Passage du texte:
+===+
Doha, capitale du Qatar, un Etat richissime à l'influence inversement proportionnelle à sa taille. © © Zoonar.com/Erich Meyer

Financement des cultes par l’étranger : la Qatar Charity a repris son million

Le financement des cultes par l’étranger reste insuffisamment contrôlé. En 2016, Le Vif/L’Express avait révélé le don de plus d’un million d’euros de la Qatar Charity à la Ligue des musulmans de Belgique. La suite dans les Qatar Papers

En 2004, Christian Chesnot, grand reporter à la rédaction internationale de Radio France, et Georges Malbrunot, grand reporter au Figaro, ont été otages pendant quatre mois de l’Armée islamique en Irak, un groupe spécialisé dans les enlèvements contre rançon. Fort de son expérience du Moyen-Orient, le duo se reconstitue régulièrement pour écrire des livres-chocs, aux éditions Michel Lafon, dont Qatar. Les secrets du coffre-fort (2013), Nos très chers émirs (2016) et Qatar Papers (2019). Ce dernier (1), a servi de base à un documentaire diffusé le 5 septembre à la RTBF et bientôt sur Arte (2). Les deux journalistes ont bénéficié d’une source inattendue : une clé USB contenant des centaines d’échanges de courriers entre la Qatar Charity (QC) et les associations qu’elle finance un peu partout en Europe pour construire des écoles, des mosquées ou acheter des biens immobiliers. Se dessine en filigrane le réseau des Frères musulmans que soutient cette ONG, la plus puissante du Qatar, proche de la famille régnante al-Thani.
+===+
Données fournies:
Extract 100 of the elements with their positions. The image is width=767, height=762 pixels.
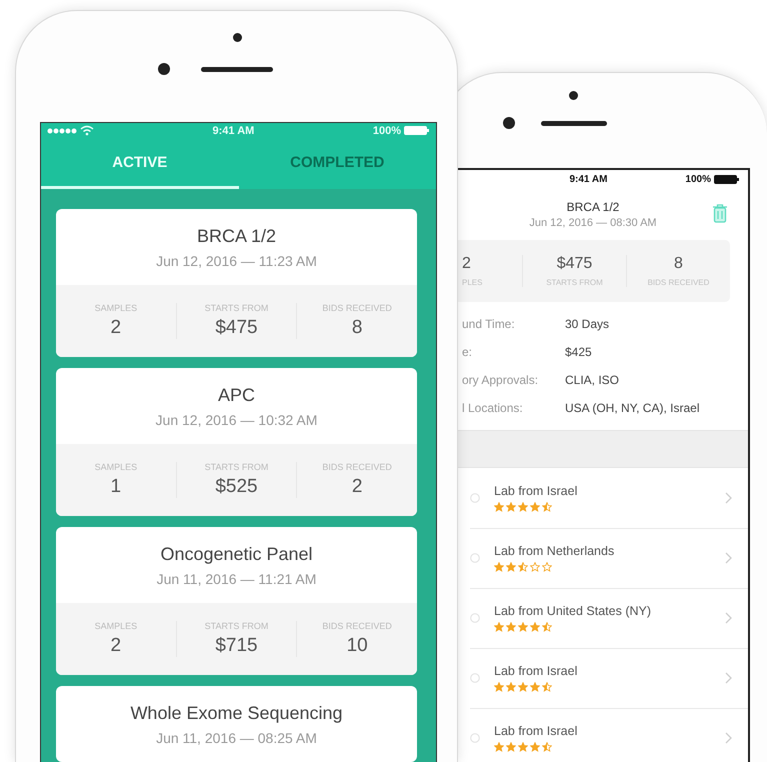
+===+
Consignes et exigences:
Traduisez en anglais, s'il vous plaît, cette phrase du texte : « Le financement des cultes par l’étranger reste insuffisamment contrôlé. » Ce matériel n'a aucun lien avec le texte.

Résultat ci-dessous:
Foreign funding of religions remains insufficiently monitored.